• REQUIRED TASK: Pick out all lines with the word "unserer" from the records that follow.

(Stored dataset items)
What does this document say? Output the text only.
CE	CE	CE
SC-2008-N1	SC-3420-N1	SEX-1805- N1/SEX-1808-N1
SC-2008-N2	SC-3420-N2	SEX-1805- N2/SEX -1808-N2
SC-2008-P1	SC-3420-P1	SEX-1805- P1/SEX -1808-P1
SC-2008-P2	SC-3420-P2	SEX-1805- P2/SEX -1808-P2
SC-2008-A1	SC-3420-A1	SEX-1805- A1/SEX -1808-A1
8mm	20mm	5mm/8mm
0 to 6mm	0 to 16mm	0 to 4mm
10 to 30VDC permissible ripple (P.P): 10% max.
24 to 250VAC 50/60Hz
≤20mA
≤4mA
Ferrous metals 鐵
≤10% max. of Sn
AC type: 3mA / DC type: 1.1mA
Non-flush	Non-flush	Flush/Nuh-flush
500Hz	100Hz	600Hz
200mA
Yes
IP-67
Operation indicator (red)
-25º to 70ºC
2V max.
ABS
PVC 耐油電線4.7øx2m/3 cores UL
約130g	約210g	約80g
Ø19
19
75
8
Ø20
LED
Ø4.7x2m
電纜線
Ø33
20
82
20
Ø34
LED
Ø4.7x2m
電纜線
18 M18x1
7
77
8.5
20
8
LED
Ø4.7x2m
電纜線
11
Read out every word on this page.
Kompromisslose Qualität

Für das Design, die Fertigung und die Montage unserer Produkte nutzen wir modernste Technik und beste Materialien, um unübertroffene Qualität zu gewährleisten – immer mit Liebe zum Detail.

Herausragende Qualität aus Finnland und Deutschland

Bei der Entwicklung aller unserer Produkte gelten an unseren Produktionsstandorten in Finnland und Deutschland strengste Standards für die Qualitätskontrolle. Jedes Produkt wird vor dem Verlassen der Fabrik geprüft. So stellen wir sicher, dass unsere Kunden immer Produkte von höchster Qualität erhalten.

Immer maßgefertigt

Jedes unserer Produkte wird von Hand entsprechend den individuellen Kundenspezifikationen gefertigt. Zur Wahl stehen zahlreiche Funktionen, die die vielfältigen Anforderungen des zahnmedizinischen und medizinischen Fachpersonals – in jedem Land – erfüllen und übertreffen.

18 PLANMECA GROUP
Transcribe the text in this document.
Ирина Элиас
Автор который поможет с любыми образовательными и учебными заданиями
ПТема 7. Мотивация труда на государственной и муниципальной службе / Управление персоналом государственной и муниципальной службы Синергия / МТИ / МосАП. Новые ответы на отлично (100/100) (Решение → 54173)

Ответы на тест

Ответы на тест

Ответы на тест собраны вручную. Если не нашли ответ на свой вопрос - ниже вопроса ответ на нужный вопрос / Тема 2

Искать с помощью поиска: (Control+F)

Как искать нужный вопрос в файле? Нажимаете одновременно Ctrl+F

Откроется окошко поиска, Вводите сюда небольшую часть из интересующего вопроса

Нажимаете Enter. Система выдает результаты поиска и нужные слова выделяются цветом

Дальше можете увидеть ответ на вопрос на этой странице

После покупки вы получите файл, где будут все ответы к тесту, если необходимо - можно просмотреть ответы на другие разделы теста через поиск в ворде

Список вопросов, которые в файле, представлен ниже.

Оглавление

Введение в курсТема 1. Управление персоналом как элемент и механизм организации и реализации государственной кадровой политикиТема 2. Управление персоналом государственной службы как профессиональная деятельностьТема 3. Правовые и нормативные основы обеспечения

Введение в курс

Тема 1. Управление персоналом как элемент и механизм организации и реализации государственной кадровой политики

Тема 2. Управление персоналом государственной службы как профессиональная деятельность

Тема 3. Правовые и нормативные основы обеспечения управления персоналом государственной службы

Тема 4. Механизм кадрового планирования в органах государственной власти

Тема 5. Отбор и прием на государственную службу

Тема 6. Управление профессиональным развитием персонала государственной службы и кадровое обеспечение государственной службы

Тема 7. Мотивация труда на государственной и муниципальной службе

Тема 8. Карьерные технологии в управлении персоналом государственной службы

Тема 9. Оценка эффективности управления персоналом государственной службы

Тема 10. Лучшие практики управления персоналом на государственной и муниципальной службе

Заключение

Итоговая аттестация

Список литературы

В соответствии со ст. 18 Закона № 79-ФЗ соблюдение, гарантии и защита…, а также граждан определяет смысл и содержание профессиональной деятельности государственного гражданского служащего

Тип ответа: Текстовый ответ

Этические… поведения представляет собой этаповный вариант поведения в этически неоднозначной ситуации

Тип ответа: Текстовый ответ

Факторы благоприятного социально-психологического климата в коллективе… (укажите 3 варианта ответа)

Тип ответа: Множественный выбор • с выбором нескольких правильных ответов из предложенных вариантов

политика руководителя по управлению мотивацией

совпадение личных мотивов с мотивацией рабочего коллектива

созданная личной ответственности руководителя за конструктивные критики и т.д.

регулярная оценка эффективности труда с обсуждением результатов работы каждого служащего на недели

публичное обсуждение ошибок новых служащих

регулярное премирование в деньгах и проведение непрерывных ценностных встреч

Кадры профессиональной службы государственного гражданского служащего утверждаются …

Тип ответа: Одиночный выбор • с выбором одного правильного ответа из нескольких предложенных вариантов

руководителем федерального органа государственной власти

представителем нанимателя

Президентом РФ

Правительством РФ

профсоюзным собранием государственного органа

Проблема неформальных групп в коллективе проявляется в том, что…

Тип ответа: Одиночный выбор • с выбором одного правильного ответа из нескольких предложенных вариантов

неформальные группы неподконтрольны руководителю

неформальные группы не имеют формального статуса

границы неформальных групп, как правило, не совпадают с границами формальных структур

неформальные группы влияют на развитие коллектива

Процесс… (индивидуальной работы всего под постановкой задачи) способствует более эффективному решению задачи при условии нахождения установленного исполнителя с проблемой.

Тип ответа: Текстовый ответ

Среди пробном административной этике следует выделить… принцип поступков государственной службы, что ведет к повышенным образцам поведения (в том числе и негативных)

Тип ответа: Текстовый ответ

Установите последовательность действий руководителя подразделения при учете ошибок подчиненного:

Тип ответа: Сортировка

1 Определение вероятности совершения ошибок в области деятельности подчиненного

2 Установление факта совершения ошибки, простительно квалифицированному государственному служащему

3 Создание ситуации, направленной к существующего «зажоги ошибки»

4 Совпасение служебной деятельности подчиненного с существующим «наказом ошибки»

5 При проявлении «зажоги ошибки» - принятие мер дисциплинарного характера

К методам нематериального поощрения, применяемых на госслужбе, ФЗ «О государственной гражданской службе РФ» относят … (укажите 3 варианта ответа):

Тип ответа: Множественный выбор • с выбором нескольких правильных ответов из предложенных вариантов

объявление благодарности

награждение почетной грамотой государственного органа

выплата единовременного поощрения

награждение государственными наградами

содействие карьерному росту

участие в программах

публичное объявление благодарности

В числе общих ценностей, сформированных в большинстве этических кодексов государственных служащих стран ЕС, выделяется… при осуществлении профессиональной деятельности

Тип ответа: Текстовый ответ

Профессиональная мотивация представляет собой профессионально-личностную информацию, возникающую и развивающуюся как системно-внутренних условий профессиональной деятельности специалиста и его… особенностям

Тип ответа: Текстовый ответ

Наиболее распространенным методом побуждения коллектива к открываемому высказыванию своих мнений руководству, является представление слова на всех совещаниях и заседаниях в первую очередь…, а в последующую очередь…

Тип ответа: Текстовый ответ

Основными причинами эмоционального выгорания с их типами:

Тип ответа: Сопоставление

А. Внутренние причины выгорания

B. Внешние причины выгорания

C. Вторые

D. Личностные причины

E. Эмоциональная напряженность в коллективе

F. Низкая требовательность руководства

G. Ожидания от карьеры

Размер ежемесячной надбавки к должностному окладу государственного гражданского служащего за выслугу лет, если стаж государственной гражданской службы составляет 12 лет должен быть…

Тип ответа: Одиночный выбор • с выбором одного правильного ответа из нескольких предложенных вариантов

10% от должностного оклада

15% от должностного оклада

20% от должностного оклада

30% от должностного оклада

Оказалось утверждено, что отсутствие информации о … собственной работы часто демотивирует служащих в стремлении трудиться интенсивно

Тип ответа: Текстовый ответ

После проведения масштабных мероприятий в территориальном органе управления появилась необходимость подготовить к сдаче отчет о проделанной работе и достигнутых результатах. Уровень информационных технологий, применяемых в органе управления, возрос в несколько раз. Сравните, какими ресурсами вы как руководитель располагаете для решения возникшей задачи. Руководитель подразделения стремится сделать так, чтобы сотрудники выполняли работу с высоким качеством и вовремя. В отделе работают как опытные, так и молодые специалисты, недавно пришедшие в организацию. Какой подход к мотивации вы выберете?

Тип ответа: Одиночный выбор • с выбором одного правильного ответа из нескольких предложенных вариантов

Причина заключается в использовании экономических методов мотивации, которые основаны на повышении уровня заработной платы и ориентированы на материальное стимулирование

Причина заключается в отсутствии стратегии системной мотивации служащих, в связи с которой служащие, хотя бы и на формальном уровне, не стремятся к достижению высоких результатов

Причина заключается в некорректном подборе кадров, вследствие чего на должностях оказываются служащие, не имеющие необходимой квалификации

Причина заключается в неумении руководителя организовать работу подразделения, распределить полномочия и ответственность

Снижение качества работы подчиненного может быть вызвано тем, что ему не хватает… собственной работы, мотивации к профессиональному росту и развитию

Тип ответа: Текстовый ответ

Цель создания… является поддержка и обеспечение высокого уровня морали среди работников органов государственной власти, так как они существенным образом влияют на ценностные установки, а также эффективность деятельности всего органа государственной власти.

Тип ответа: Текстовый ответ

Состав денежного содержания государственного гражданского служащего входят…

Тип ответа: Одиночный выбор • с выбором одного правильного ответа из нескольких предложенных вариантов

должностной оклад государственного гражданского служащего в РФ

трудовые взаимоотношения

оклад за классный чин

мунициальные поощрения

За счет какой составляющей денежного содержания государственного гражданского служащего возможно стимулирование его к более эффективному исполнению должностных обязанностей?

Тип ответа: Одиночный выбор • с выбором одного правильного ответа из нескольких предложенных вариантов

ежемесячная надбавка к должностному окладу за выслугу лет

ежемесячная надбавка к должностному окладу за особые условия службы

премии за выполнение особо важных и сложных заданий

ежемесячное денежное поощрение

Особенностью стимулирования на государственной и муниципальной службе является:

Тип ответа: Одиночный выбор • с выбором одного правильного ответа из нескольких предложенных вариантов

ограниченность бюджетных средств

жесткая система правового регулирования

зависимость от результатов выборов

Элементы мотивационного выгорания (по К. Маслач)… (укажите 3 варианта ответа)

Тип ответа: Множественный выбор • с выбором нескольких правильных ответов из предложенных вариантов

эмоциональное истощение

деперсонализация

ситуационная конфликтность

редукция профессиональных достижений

• EXERCISE ANSWER:
Für das Design, die Fertigung und die Montage unserer Produkte nutzen wir modernste Technik und beste Materialien, um unübertroffene Qualität zu gewährleisten – immer mit Liebe zum Detail.
Bei der Entwicklung aller unserer Produkte gelten an unseren Produktionsstandorten in Finnland und Deutschland strengste Standards für die Qualitätskontrolle. Jedes Produkt wird vor dem Verlassen der Fabrik geprüft. So stellen wir sicher, dass unsere Kunden immer Produkte von höchster Qualität erhalten.
Jedes unserer Produkte wird von Hand entsprechend den individuellen Kundenspezifikationen gefertigt. Zur Wahl stehen zahlreiche Funktionen, die die vielfältigen Anforderungen des zahnmedizinischen und medizinischen Fachpersonals – in jedem Land – erfüllen und übertreffen.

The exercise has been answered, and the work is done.